# Prompt
Count the lines in the data that contain the string "signal", treating uppercase and lowercase as different, and give only the number.

(Element and region listings)
-- BEGIN --
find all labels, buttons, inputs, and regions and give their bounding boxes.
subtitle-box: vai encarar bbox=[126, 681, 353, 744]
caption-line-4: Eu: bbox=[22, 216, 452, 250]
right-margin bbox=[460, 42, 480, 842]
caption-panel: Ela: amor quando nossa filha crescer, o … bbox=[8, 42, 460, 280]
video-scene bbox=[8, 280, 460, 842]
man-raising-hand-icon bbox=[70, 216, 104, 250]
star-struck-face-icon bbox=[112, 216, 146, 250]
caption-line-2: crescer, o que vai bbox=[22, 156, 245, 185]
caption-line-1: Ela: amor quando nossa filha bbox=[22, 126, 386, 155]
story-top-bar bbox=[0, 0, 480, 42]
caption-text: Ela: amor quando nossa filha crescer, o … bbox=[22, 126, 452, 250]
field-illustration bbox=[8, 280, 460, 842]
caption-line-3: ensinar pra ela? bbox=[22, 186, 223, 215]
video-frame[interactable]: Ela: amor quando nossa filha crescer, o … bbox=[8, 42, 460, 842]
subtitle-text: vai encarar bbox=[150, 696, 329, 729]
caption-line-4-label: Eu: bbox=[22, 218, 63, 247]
-- END --
-- BEGIN --
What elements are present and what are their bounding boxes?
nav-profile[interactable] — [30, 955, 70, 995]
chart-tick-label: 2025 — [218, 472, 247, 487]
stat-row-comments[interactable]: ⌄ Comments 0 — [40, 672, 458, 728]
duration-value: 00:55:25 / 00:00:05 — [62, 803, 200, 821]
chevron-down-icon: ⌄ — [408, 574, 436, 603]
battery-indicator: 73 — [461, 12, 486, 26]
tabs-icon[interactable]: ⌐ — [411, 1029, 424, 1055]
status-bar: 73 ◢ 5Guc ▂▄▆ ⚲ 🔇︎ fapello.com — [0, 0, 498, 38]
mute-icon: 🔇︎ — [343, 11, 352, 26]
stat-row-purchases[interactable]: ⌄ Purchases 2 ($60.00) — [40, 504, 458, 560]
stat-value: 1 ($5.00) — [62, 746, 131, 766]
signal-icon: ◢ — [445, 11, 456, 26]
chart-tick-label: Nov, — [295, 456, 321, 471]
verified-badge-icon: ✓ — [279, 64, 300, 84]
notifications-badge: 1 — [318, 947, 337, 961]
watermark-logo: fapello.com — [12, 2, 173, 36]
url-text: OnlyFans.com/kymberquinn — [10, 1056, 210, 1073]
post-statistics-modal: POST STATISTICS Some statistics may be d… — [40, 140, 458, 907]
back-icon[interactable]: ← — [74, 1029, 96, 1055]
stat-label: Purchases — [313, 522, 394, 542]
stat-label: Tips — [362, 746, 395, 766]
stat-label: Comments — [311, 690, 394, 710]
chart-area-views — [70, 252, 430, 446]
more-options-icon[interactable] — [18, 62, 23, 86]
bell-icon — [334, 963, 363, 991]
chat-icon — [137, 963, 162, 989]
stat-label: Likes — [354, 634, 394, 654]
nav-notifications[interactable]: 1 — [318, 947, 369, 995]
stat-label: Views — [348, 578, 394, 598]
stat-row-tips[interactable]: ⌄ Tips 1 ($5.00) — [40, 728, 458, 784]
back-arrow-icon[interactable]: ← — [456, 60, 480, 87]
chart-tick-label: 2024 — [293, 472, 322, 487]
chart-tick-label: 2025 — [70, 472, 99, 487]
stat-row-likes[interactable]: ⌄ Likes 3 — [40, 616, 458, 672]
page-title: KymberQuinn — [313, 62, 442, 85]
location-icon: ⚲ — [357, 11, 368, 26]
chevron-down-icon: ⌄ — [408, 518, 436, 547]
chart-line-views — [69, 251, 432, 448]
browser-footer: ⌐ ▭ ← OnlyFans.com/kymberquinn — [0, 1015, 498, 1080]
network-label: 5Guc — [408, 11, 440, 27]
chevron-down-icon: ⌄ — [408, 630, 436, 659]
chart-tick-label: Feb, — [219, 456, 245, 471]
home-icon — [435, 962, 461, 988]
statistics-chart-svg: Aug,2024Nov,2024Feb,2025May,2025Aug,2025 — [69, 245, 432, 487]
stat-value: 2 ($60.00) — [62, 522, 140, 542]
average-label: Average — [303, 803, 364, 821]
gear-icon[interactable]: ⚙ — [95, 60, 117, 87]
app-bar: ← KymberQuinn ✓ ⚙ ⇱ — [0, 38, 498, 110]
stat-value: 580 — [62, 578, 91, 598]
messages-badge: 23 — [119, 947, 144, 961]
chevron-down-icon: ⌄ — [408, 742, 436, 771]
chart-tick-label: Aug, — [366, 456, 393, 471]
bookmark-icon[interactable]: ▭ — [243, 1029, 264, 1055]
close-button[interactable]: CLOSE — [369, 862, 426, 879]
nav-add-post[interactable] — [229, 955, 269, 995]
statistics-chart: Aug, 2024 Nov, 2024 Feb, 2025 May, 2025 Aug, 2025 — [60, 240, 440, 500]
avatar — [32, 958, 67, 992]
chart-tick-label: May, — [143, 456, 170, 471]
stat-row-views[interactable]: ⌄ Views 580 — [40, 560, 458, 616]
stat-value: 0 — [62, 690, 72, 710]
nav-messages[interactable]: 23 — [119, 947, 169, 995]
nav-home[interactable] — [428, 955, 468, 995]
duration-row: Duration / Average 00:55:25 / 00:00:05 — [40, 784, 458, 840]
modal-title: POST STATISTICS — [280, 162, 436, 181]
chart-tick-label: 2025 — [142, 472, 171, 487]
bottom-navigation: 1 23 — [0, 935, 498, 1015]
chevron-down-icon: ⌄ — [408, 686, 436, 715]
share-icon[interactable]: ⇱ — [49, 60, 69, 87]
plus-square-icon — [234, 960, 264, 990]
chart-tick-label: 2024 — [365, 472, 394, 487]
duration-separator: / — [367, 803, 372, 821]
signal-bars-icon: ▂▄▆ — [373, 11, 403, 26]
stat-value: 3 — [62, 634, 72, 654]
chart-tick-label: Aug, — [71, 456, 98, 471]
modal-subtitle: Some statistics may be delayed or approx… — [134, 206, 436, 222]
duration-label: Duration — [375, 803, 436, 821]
-- END --
-- BEGIN --
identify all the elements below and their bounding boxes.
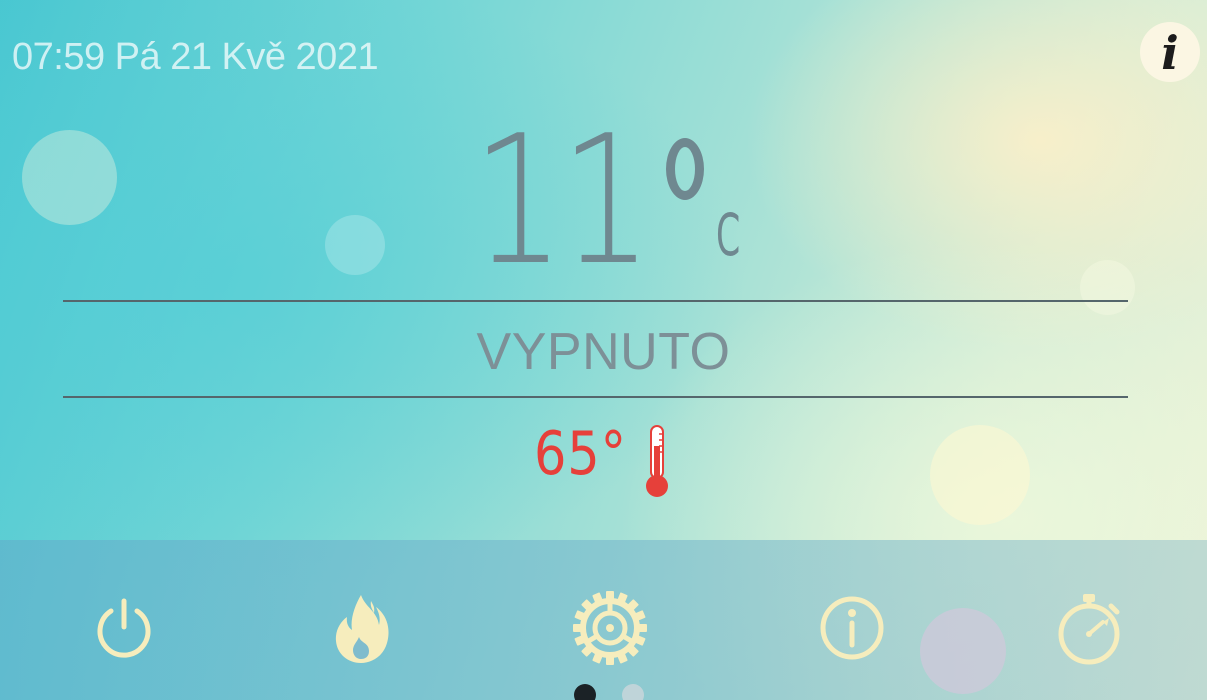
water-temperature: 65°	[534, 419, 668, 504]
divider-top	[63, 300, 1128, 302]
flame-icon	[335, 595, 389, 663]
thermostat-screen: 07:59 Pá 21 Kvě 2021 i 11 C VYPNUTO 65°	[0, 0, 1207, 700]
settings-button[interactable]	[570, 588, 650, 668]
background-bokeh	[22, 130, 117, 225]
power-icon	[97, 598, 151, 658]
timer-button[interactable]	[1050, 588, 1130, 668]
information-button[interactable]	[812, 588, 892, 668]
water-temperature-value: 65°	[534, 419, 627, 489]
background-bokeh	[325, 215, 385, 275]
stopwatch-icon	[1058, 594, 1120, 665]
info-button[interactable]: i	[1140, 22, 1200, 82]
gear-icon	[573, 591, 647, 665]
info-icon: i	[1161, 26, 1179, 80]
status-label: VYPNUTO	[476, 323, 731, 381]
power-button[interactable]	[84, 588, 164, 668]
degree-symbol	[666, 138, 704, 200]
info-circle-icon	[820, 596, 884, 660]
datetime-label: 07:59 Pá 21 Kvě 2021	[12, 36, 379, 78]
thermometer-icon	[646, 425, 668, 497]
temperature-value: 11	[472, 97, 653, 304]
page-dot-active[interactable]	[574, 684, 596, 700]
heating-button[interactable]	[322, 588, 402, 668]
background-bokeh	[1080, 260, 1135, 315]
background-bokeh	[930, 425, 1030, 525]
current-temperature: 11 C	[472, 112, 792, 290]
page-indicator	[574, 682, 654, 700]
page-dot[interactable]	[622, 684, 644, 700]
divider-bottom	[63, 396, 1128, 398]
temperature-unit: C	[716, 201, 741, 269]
-- END --
# Response to the task
2